Required task | Rewrite the records below, swapping "wall" for "panel" everywhere it appears and leaving every other character unchanged.

— Start Input rows —

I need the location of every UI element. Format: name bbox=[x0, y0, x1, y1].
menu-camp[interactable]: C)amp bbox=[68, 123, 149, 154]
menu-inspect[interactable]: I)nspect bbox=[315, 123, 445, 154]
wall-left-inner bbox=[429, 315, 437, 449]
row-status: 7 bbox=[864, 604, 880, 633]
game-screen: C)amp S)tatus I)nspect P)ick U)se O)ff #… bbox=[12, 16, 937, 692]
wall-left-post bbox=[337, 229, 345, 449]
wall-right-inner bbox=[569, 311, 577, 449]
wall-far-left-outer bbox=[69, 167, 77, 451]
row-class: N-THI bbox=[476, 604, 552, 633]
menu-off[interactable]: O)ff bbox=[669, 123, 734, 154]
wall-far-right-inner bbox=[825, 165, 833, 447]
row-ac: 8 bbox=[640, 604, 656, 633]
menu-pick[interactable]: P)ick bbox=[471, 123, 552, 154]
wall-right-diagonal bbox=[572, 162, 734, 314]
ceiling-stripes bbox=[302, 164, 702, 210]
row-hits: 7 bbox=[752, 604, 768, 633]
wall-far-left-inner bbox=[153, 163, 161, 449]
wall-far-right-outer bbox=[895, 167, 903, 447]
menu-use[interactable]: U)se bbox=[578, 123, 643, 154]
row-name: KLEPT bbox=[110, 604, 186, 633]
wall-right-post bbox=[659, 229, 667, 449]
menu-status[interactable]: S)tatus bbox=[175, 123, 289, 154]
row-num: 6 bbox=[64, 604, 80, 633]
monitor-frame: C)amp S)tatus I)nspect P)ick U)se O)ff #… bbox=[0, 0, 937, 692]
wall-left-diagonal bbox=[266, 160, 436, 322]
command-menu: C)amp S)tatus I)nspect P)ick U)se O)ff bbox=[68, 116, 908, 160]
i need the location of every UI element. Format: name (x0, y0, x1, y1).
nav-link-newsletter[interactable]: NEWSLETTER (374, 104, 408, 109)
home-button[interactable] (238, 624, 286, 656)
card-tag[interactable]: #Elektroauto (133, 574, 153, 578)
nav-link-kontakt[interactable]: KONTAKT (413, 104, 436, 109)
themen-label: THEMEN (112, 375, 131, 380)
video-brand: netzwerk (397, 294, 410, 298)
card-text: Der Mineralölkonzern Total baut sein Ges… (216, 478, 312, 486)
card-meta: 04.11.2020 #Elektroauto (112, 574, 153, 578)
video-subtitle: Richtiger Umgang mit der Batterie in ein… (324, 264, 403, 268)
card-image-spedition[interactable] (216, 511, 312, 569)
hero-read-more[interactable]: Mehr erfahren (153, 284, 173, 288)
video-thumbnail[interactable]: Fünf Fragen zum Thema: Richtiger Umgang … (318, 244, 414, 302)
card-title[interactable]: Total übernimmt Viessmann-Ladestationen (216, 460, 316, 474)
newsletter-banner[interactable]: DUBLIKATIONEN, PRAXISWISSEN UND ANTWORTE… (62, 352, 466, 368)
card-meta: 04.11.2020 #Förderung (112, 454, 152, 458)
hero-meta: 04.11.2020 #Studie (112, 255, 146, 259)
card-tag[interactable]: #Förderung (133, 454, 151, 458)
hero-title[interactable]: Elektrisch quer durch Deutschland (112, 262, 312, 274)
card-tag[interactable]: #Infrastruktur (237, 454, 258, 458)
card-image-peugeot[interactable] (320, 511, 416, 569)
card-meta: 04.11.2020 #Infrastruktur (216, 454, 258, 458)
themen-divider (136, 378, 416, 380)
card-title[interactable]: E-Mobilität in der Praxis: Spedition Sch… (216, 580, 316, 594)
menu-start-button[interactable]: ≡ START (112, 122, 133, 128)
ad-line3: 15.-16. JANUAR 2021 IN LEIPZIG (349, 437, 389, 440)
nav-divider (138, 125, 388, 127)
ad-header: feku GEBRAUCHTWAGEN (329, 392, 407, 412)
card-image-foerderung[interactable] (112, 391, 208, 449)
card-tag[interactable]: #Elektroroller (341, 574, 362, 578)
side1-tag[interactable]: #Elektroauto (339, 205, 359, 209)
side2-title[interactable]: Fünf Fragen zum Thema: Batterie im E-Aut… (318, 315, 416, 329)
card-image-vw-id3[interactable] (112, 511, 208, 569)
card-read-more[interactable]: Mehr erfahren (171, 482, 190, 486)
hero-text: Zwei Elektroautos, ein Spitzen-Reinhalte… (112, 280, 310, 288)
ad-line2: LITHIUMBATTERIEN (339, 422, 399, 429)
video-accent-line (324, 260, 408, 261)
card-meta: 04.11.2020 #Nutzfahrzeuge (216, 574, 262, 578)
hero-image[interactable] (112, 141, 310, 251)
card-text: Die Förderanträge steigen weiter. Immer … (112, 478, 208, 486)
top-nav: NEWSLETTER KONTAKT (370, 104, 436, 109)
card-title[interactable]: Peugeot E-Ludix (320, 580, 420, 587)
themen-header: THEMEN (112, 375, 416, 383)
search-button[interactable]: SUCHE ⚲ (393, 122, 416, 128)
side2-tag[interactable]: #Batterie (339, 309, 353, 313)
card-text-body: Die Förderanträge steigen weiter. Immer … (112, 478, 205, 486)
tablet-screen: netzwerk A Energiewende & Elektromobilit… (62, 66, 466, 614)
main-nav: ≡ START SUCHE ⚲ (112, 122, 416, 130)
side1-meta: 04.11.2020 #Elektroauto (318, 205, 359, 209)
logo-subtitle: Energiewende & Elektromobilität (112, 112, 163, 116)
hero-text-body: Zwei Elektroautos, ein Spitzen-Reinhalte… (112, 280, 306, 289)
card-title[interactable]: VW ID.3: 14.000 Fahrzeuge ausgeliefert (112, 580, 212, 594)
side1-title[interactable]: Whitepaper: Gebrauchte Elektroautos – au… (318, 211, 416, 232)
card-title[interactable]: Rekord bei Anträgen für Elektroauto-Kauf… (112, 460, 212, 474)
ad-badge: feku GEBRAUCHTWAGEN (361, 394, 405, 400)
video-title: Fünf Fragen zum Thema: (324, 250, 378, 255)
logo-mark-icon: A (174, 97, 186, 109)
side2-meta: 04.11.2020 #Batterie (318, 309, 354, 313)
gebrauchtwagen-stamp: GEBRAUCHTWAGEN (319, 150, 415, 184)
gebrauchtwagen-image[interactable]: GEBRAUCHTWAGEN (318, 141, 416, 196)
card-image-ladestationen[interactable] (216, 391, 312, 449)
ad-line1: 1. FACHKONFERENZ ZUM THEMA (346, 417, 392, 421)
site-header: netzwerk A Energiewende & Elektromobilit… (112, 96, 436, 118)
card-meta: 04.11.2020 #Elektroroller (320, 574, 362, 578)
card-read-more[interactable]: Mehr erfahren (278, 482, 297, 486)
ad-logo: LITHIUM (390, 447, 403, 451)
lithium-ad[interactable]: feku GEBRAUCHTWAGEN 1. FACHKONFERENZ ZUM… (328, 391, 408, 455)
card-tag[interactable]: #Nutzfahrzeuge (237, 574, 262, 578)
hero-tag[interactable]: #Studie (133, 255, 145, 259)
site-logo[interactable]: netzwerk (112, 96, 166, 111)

— End Input rows —

Task response |
I need the location of every UI element. Format: name bbox=[x0, y0, x1, y1].
menu-camp[interactable]: C)amp bbox=[68, 123, 149, 154]
menu-inspect[interactable]: I)nspect bbox=[315, 123, 445, 154]
panel-left-inner bbox=[429, 315, 437, 449]
row-status: 7 bbox=[864, 604, 880, 633]
game-screen: C)amp S)tatus I)nspect P)ick U)se O)ff #… bbox=[12, 16, 937, 692]
panel-left-post bbox=[337, 229, 345, 449]
panel-right-inner bbox=[569, 311, 577, 449]
panel-far-left-outer bbox=[69, 167, 77, 451]
row-class: N-THI bbox=[476, 604, 552, 633]
menu-off[interactable]: O)ff bbox=[669, 123, 734, 154]
panel-far-right-inner bbox=[825, 165, 833, 447]
row-ac: 8 bbox=[640, 604, 656, 633]
menu-pick[interactable]: P)ick bbox=[471, 123, 552, 154]
panel-right-diagonal bbox=[572, 162, 734, 314]
ceiling-stripes bbox=[302, 164, 702, 210]
row-hits: 7 bbox=[752, 604, 768, 633]
panel-far-left-inner bbox=[153, 163, 161, 449]
panel-far-right-outer bbox=[895, 167, 903, 447]
menu-use[interactable]: U)se bbox=[578, 123, 643, 154]
row-name: KLEPT bbox=[110, 604, 186, 633]
panel-right-post bbox=[659, 229, 667, 449]
menu-status[interactable]: S)tatus bbox=[175, 123, 289, 154]
row-num: 6 bbox=[64, 604, 80, 633]
monitor-frame: C)amp S)tatus I)nspect P)ick U)se O)ff #… bbox=[0, 0, 937, 692]
panel-left-diagonal bbox=[266, 160, 436, 322]
command-menu: C)amp S)tatus I)nspect P)ick U)se O)ff bbox=[68, 116, 908, 160]
i need the location of every UI element. Format: name (x0, y0, x1, y1).
nav-link-newsletter[interactable]: NEWSLETTER (374, 104, 408, 109)
home-button[interactable] (238, 624, 286, 656)
card-tag[interactable]: #Elektroauto (133, 574, 153, 578)
nav-link-kontakt[interactable]: KONTAKT (413, 104, 436, 109)
themen-label: THEMEN (112, 375, 131, 380)
video-brand: netzwerk (397, 294, 410, 298)
card-text: Der Mineralölkonzern Total baut sein Ges… (216, 478, 312, 486)
card-meta: 04.11.2020 #Elektroauto (112, 574, 153, 578)
video-subtitle: Richtiger Umgang mit der Batterie in ein… (324, 264, 403, 268)
card-image-spedition[interactable] (216, 511, 312, 569)
hero-read-more[interactable]: Mehr erfahren (153, 284, 173, 288)
video-thumbnail[interactable]: Fünf Fragen zum Thema: Richtiger Umgang … (318, 244, 414, 302)
card-title[interactable]: Total übernimmt Viessmann-Ladestationen (216, 460, 316, 474)
newsletter-banner[interactable]: DUBLIKATIONEN, PRAXISWISSEN UND ANTWORTE… (62, 352, 466, 368)
card-meta: 04.11.2020 #Förderung (112, 454, 152, 458)
hero-meta: 04.11.2020 #Studie (112, 255, 146, 259)
card-tag[interactable]: #Förderung (133, 454, 151, 458)
hero-title[interactable]: Elektrisch quer durch Deutschland (112, 262, 312, 274)
card-tag[interactable]: #Infrastruktur (237, 454, 258, 458)
card-image-peugeot[interactable] (320, 511, 416, 569)
card-meta: 04.11.2020 #Infrastruktur (216, 454, 258, 458)
themen-divider (136, 378, 416, 380)
card-title[interactable]: E-Mobilität in der Praxis: Spedition Sch… (216, 580, 316, 594)
menu-start-button[interactable]: ≡ START (112, 122, 133, 128)
ad-line3: 15.-16. JANUAR 2021 IN LEIPZIG (349, 437, 389, 440)
nav-divider (138, 125, 388, 127)
ad-header: feku GEBRAUCHTWAGEN (329, 392, 407, 412)
card-image-foerderung[interactable] (112, 391, 208, 449)
card-tag[interactable]: #Elektroroller (341, 574, 362, 578)
side1-tag[interactable]: #Elektroauto (339, 205, 359, 209)
side2-title[interactable]: Fünf Fragen zum Thema: Batterie im E-Aut… (318, 315, 416, 329)
card-image-vw-id3[interactable] (112, 511, 208, 569)
card-read-more[interactable]: Mehr erfahren (171, 482, 190, 486)
hero-text: Zwei Elektroautos, ein Spitzen-Reinhalte… (112, 280, 310, 288)
ad-line2: LITHIUMBATTERIEN (339, 422, 399, 429)
video-accent-line (324, 260, 408, 261)
card-meta: 04.11.2020 #Nutzfahrzeuge (216, 574, 262, 578)
hero-image[interactable] (112, 141, 310, 251)
card-text: Die Förderanträge steigen weiter. Immer … (112, 478, 208, 486)
top-nav: NEWSLETTER KONTAKT (370, 104, 436, 109)
card-title[interactable]: Peugeot E-Ludix (320, 580, 420, 587)
themen-header: THEMEN (112, 375, 416, 383)
search-button[interactable]: SUCHE ⚲ (393, 122, 416, 128)
side2-tag[interactable]: #Batterie (339, 309, 353, 313)
card-text-body: Die Förderanträge steigen weiter. Immer … (112, 478, 205, 486)
tablet-screen: netzwerk A Energiewende & Elektromobilit… (62, 66, 466, 614)
main-nav: ≡ START SUCHE ⚲ (112, 122, 416, 130)
side1-meta: 04.11.2020 #Elektroauto (318, 205, 359, 209)
logo-subtitle: Energiewende & Elektromobilität (112, 112, 163, 116)
hero-text-body: Zwei Elektroautos, ein Spitzen-Reinhalte… (112, 280, 306, 289)
card-title[interactable]: VW ID.3: 14.000 Fahrzeuge ausgeliefert (112, 580, 212, 594)
side1-title[interactable]: Whitepaper: Gebrauchte Elektroautos – au… (318, 211, 416, 232)
card-title[interactable]: Rekord bei Anträgen für Elektroauto-Kauf… (112, 460, 212, 474)
ad-badge: feku GEBRAUCHTWAGEN (361, 394, 405, 400)
video-title: Fünf Fragen zum Thema: (324, 250, 378, 255)
logo-mark-icon: A (174, 97, 186, 109)
side2-meta: 04.11.2020 #Batterie (318, 309, 354, 313)
gebrauchtwagen-stamp: GEBRAUCHTWAGEN (319, 150, 415, 184)
gebrauchtwagen-image[interactable]: GEBRAUCHTWAGEN (318, 141, 416, 196)
card-image-ladestationen[interactable] (216, 391, 312, 449)
ad-line1: 1. FACHKONFERENZ ZUM THEMA (346, 417, 392, 421)
site-header: netzwerk A Energiewende & Elektromobilit… (112, 96, 436, 118)
card-meta: 04.11.2020 #Elektroroller (320, 574, 362, 578)
card-read-more[interactable]: Mehr erfahren (278, 482, 297, 486)
ad-logo: LITHIUM (390, 447, 403, 451)
lithium-ad[interactable]: feku GEBRAUCHTWAGEN 1. FACHKONFERENZ ZUM… (328, 391, 408, 455)
card-tag[interactable]: #Nutzfahrzeuge (237, 574, 262, 578)
hero-tag[interactable]: #Studie (133, 255, 145, 259)
site-logo[interactable]: netzwerk (112, 96, 166, 111)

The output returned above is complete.